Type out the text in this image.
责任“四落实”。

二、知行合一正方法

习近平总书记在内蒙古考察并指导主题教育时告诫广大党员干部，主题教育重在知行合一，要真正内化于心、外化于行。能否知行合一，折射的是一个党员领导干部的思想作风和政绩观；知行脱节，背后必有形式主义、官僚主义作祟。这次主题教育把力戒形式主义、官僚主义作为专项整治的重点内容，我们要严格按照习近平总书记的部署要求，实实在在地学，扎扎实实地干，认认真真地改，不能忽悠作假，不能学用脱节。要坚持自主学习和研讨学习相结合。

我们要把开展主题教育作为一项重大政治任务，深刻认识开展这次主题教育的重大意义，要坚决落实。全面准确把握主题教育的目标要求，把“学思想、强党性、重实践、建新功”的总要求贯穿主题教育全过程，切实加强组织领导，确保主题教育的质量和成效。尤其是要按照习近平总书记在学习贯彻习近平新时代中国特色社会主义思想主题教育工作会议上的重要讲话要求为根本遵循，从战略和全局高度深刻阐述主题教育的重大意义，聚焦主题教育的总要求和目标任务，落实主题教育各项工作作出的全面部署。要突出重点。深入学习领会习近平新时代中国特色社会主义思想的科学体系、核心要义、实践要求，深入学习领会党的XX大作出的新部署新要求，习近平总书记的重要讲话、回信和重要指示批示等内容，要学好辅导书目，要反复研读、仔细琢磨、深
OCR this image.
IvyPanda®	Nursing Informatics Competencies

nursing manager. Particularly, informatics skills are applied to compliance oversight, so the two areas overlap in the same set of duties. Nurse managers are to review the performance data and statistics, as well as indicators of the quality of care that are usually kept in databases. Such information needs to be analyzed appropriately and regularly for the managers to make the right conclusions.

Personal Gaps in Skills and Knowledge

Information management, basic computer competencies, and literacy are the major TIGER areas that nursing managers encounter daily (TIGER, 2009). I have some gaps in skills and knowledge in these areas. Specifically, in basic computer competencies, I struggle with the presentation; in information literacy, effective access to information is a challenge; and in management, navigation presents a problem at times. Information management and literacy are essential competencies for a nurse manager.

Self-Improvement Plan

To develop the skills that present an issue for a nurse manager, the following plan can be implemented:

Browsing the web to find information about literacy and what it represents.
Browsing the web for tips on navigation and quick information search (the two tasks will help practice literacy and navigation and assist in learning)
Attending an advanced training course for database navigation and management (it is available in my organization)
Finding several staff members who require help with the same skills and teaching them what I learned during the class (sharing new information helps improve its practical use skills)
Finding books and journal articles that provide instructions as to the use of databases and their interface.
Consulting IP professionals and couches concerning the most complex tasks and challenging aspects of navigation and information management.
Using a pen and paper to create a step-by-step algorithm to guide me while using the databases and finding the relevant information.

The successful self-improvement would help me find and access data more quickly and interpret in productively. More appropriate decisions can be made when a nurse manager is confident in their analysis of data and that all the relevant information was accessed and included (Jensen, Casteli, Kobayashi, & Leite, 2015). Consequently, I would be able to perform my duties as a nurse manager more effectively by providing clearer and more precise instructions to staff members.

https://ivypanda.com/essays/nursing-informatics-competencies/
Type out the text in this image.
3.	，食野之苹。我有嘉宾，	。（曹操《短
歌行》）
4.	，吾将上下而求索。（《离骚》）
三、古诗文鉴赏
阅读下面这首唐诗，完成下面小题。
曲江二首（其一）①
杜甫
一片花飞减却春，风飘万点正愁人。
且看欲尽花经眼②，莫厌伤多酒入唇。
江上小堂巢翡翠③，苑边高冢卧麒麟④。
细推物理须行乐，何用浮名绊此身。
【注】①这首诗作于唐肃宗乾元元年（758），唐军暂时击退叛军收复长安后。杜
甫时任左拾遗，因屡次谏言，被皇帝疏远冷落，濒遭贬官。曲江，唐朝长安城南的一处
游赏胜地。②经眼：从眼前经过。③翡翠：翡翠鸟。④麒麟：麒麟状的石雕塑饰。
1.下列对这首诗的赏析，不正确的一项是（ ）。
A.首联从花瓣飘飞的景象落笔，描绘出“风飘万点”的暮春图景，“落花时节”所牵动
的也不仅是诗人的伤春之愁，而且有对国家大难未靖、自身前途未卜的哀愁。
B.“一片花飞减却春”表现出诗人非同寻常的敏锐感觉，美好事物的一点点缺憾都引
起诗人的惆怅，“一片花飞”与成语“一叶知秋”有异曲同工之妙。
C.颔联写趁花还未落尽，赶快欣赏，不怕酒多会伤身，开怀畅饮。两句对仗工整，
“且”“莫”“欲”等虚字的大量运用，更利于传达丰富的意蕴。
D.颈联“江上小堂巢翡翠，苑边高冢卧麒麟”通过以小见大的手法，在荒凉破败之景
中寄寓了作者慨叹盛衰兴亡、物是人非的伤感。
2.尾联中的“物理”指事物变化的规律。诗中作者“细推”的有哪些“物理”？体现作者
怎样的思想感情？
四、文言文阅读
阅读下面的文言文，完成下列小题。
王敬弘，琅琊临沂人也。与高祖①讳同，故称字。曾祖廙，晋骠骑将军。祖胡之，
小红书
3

### [Given task]
Spot every line that holds "Browsing" and copy it.

### [Worked solution]
Browsing the web to find information about literacy and what it represents.
Browsing the web for tips on navigation and quick information search (the two tasks will help practice literacy and navigation and assist in learning)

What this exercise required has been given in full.